**TEXT SECTION:**
╔══
WHAT is the general perception of London dramatist, screenwriter, director and actor Harold Pinter?

"I think people think Pinter is cold and full of menace, which is part of his work of course, and they think his plays are obscure and dated," says York Theatre Royal associate director Juliet Forster.

You will not be surprised that Juliet does not share that view. After all, she has chosen to direct Pinter's 1978 play Betrayal as part of York Theatre Royal's autumn season.

"The reality is that Pinter's writing is poetic; it's full of really well observed reflections on human beings," she says. "It's not naturalism, but it's realistic, with characteristics we all recognise,

"His plays are about the interplay of humans, which is very exciting, and I'd say they're intriguing, not obscure. He's presenting life in a way where we have to try to make sense of it, where we don't get the answers laid out in front of us."

Juliet notes how we are still most accustomed to naturalism, partly because it remains the predominant viewing currency of television shows.

"Pinter had come into an environment where naturalism was the norm in writing, as it still is in TV, but while he breaks away from naturalism, it's the differing aspects of life that he's trying to bring to life – and it's people that he's most interested in."

Why did Juliet pick Betrayal, Pinter's backwards-winding study of the high price of passion and the damage inflicted by desire in a love triangle between Emma, who is married to Robert, who is the best friend of Jerry, who is the lover of Emma?
╚══
**SUPPLIED INFORMATION:**
╔══
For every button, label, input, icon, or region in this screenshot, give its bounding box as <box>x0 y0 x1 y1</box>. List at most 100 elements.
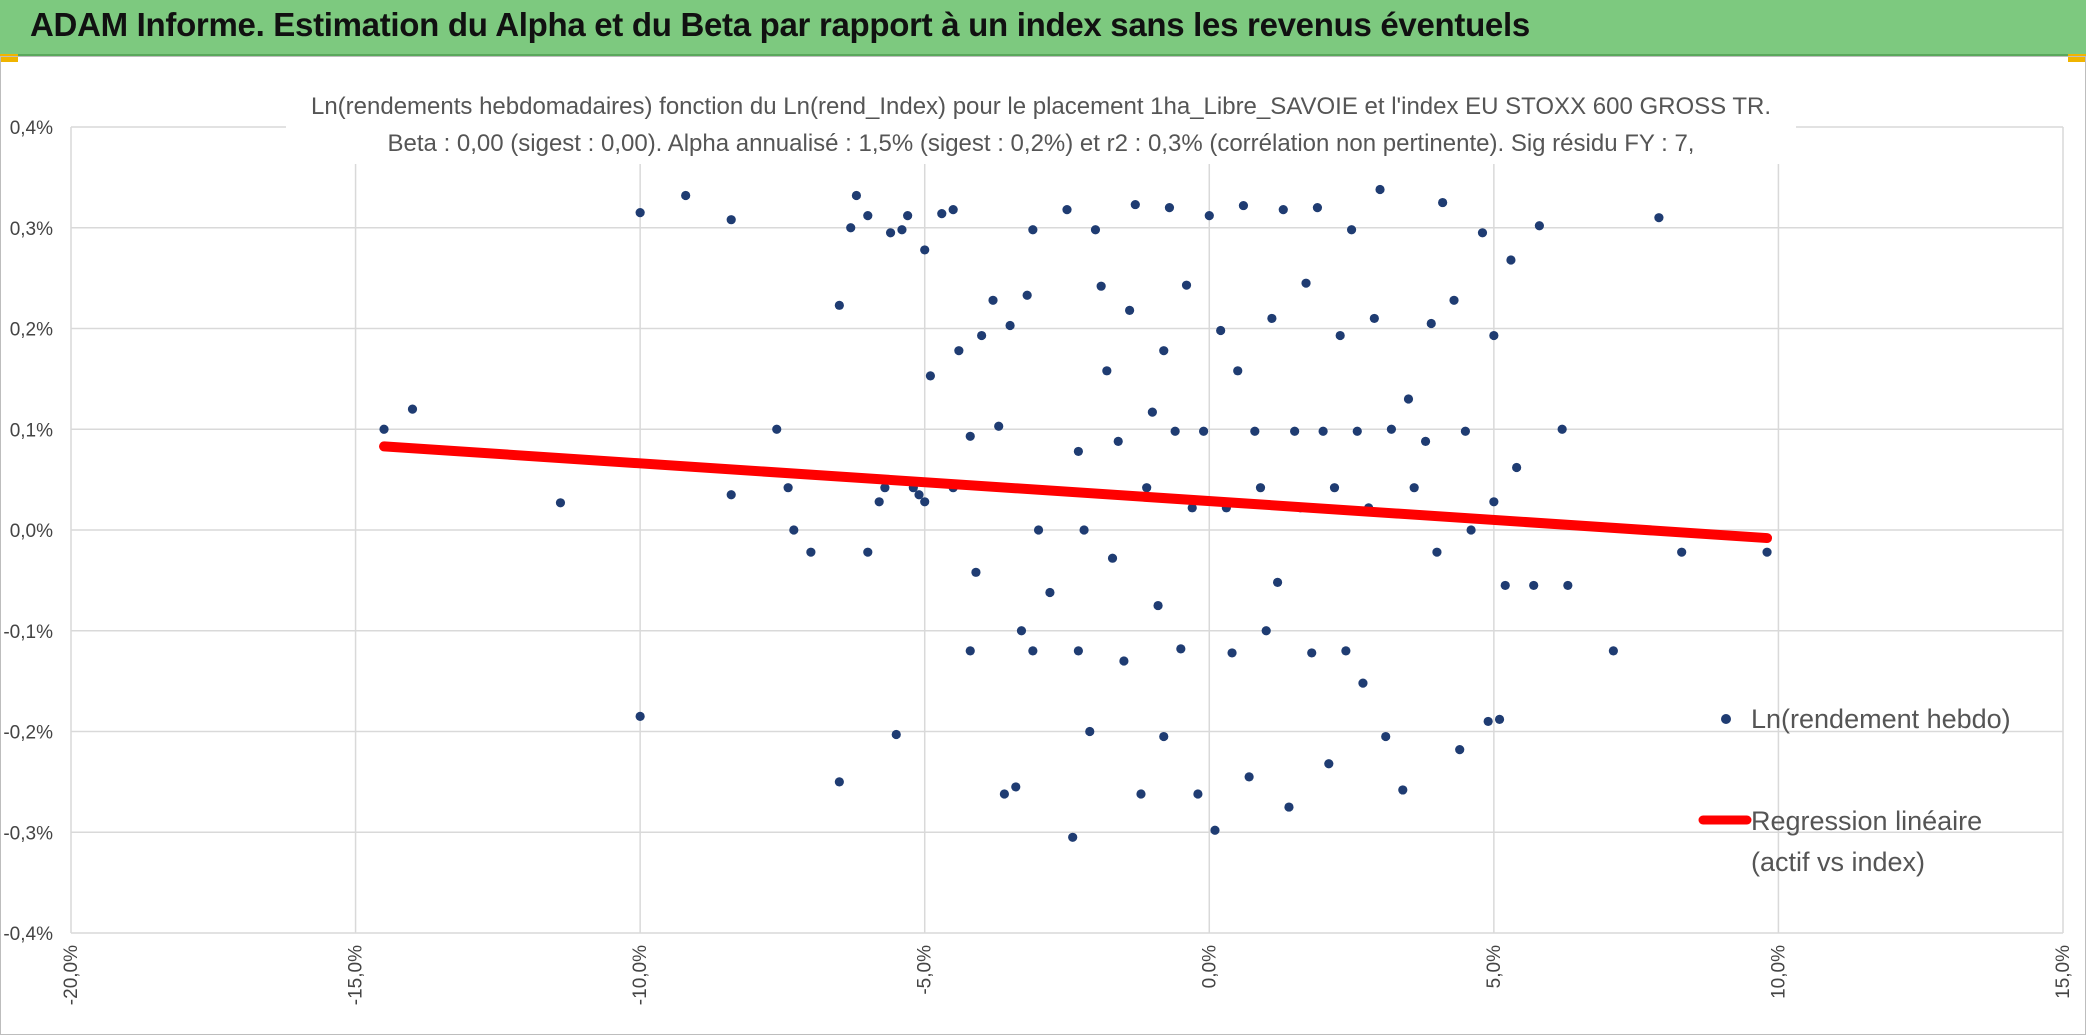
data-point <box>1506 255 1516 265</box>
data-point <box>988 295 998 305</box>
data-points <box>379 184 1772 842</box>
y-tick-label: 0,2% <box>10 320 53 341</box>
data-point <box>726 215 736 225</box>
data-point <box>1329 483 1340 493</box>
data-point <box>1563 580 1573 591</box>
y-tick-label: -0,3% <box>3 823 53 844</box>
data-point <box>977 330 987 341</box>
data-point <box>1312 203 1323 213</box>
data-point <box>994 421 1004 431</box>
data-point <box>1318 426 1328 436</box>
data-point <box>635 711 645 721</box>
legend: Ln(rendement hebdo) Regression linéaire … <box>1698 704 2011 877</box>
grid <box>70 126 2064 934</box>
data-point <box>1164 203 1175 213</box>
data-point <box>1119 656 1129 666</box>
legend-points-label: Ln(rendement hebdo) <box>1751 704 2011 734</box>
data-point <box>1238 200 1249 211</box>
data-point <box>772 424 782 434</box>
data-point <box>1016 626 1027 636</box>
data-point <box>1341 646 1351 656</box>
╚══
In the article on the York Theatre Royal staging of Betrayal, which character is Emma married to?

**COMPLETED EXERCISE:** Robert.